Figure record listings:
##########

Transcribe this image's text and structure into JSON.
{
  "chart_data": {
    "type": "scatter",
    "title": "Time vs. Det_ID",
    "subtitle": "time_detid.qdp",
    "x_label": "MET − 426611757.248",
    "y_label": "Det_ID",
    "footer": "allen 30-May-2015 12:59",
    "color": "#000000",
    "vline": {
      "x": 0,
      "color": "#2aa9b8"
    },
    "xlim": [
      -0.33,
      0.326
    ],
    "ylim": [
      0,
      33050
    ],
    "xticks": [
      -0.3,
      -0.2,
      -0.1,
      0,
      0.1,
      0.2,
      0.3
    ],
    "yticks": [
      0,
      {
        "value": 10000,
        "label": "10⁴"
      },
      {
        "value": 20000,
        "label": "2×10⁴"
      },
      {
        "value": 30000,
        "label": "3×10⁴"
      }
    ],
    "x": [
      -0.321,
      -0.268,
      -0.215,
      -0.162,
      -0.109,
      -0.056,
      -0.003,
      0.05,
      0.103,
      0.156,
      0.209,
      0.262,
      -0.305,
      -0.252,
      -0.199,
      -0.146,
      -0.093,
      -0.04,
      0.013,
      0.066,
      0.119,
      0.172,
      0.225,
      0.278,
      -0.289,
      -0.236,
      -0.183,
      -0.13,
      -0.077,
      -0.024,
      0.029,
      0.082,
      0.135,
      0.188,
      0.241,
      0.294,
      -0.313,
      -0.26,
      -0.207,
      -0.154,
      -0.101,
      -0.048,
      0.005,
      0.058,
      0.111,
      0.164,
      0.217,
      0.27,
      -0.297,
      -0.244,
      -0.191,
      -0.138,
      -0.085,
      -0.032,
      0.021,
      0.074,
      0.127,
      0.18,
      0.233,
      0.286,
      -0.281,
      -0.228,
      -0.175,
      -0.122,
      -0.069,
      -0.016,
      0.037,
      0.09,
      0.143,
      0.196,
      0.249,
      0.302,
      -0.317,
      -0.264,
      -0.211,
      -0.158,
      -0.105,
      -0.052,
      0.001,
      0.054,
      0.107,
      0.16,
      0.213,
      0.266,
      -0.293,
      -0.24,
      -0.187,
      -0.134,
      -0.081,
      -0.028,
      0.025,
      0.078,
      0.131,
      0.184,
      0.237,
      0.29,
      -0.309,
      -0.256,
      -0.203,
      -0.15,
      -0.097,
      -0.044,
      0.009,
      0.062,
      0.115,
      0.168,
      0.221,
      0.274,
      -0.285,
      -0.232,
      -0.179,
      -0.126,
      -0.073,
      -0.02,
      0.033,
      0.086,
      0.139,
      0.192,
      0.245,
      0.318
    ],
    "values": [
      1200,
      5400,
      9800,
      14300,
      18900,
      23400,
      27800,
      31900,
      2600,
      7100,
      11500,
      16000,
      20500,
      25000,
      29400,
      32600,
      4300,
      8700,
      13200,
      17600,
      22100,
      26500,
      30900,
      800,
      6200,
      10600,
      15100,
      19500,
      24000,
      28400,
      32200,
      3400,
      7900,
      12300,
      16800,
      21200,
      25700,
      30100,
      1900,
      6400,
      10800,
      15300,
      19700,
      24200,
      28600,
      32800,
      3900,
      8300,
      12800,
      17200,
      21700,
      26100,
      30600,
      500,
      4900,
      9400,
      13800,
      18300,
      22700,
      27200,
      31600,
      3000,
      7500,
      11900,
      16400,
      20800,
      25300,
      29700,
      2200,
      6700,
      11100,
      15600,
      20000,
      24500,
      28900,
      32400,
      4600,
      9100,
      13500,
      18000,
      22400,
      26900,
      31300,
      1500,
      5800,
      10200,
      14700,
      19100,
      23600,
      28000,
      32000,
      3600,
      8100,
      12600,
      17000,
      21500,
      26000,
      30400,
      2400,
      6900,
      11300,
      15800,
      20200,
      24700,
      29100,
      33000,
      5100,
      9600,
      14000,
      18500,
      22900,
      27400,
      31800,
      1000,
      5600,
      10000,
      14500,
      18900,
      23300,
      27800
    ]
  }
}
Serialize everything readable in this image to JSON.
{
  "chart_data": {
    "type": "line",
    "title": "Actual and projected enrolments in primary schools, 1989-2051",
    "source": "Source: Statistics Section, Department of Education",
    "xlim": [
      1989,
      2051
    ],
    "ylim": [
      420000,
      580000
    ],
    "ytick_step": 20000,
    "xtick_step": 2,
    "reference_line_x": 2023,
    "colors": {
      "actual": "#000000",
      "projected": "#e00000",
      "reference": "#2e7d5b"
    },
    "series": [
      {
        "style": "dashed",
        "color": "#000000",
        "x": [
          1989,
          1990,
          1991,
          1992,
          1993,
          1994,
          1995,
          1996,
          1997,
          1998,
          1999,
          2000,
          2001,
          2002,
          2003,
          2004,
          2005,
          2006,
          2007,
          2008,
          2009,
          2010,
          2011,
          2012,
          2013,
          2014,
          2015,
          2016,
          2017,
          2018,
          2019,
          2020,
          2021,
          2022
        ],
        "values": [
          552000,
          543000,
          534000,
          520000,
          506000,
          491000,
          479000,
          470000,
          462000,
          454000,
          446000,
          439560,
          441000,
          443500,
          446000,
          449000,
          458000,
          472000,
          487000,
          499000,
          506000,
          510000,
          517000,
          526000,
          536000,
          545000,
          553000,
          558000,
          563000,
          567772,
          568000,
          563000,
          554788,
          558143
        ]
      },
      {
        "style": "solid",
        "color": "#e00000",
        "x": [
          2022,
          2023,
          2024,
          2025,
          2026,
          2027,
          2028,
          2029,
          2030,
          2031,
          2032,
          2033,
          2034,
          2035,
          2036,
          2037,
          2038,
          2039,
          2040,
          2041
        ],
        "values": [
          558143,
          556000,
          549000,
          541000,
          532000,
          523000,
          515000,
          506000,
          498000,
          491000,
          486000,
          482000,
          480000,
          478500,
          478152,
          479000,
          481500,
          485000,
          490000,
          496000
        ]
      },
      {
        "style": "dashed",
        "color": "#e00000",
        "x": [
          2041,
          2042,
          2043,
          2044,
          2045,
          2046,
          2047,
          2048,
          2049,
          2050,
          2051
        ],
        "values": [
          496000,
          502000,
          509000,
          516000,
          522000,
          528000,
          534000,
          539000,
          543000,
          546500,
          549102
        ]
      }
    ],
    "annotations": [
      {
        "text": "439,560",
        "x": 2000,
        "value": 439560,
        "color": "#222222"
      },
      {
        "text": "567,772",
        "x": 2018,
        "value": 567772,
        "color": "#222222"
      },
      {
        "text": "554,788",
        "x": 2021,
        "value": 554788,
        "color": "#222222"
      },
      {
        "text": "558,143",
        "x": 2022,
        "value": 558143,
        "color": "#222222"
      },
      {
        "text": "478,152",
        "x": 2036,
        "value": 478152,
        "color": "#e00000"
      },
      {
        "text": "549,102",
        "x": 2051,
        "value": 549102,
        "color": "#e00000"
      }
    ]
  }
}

##########

Given task: Pull every line containing the word "this" out of the entries above.

Finished task:
Transcribe this image's text and structure into JSON.
Serialize everything readable in this image to JSON.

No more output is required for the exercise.